• Supplied entries:
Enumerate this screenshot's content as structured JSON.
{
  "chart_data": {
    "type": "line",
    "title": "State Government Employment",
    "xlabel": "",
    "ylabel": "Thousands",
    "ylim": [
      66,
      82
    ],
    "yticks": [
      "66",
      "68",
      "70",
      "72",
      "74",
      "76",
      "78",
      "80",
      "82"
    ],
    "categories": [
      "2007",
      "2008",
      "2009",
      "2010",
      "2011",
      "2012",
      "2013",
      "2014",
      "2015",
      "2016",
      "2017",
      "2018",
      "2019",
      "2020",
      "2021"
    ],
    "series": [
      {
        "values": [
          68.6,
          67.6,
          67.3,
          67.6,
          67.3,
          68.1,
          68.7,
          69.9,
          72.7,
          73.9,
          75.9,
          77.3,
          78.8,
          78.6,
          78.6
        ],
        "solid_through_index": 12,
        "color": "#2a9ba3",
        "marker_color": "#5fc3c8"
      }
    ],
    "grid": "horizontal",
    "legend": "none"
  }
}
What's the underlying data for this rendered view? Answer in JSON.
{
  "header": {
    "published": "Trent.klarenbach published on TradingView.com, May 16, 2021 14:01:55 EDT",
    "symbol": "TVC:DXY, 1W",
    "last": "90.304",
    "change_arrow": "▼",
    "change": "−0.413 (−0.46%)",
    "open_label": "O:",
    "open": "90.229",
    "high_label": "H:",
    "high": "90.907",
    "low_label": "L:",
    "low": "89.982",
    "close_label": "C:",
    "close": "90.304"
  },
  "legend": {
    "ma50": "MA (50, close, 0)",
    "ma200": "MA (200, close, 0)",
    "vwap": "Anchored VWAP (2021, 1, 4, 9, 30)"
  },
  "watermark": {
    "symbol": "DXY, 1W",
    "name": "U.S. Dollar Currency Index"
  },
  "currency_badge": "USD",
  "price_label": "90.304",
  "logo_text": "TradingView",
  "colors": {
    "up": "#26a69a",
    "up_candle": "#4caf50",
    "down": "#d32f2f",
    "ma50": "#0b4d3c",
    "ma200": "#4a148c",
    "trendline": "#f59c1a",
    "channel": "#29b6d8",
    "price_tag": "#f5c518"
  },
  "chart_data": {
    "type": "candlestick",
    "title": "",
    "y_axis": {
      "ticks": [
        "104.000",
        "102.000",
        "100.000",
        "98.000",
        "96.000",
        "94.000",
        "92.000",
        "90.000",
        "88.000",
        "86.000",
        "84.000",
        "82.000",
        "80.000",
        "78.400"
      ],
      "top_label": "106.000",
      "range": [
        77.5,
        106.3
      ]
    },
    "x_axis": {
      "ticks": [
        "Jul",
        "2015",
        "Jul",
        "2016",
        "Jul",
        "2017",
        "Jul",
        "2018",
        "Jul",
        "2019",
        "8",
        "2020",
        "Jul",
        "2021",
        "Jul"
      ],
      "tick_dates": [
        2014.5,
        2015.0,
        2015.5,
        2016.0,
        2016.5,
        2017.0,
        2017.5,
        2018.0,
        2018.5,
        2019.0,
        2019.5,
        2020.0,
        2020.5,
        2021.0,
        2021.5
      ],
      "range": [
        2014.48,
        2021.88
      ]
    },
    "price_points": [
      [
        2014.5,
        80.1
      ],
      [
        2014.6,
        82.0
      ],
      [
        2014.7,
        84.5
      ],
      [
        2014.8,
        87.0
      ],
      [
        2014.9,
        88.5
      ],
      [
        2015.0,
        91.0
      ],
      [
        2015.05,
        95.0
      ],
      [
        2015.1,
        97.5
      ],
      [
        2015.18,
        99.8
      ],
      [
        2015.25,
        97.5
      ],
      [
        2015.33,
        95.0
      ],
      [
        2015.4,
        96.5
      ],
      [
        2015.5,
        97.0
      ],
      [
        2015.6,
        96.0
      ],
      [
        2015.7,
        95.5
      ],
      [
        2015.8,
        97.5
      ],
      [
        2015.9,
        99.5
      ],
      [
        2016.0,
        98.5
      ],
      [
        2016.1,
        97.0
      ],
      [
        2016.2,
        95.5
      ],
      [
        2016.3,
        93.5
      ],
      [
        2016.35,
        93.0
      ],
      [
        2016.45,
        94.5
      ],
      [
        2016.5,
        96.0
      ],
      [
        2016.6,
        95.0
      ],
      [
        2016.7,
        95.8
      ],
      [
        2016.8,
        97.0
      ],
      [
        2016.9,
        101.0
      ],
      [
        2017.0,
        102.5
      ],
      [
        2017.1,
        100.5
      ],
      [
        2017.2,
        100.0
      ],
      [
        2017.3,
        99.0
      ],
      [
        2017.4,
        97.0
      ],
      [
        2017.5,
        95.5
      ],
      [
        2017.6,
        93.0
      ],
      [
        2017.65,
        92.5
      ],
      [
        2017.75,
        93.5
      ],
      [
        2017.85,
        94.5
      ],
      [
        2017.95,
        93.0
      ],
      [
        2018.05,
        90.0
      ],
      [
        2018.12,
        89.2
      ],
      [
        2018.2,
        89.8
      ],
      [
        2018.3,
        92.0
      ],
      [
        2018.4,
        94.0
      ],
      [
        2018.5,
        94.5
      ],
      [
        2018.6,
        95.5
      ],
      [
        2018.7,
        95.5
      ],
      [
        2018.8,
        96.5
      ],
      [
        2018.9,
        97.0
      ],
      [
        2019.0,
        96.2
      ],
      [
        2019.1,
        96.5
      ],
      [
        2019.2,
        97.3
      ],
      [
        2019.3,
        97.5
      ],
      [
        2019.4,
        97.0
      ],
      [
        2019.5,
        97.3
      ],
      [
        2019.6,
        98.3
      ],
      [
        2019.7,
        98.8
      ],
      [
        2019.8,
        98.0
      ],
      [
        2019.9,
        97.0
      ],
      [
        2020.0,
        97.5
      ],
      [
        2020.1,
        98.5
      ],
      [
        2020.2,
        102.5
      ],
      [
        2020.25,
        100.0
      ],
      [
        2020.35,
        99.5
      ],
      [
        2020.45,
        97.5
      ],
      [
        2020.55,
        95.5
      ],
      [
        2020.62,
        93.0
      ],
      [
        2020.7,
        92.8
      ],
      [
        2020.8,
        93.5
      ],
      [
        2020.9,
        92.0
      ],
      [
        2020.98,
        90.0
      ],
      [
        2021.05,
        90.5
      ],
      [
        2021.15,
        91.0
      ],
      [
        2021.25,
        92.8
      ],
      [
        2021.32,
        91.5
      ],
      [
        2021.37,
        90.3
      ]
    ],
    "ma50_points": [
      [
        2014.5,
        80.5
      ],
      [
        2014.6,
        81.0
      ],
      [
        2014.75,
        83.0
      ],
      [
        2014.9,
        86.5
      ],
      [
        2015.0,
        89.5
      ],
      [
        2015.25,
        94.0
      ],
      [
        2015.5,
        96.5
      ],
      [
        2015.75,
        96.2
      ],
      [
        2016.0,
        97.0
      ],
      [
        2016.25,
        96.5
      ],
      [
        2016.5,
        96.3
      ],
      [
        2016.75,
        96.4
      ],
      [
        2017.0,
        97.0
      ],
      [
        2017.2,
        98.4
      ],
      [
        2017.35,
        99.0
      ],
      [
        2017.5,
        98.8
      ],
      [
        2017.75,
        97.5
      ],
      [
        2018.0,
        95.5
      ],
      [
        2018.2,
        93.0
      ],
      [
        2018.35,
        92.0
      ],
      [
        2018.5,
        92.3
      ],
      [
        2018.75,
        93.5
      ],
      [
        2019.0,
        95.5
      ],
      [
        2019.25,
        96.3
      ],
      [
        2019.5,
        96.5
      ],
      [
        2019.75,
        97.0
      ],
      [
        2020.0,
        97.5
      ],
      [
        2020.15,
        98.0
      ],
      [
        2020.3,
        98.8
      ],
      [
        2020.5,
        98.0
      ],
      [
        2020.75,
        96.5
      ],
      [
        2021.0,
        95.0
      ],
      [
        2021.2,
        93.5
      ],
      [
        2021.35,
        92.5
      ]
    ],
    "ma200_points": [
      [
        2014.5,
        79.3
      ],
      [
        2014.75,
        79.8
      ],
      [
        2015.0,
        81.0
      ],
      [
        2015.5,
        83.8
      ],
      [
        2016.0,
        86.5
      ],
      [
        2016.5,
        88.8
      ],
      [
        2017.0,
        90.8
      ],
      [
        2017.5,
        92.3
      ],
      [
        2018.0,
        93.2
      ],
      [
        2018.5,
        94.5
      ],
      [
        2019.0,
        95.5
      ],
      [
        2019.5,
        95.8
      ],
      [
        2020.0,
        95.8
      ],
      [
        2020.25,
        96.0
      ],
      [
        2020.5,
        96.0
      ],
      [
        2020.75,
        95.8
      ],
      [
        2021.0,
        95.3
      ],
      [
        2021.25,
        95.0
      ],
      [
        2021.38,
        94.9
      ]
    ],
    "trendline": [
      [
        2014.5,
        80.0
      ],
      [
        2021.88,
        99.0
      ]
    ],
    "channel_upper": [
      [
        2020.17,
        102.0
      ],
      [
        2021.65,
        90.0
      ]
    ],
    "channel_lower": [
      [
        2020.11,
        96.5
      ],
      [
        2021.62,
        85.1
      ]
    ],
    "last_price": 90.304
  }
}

• Problem to solve: Return every line above that contains the word "JSON".

• Task solution:
Enumerate this screenshot's content as structured JSON.
What's the underlying data for this rendered view? Answer in JSON.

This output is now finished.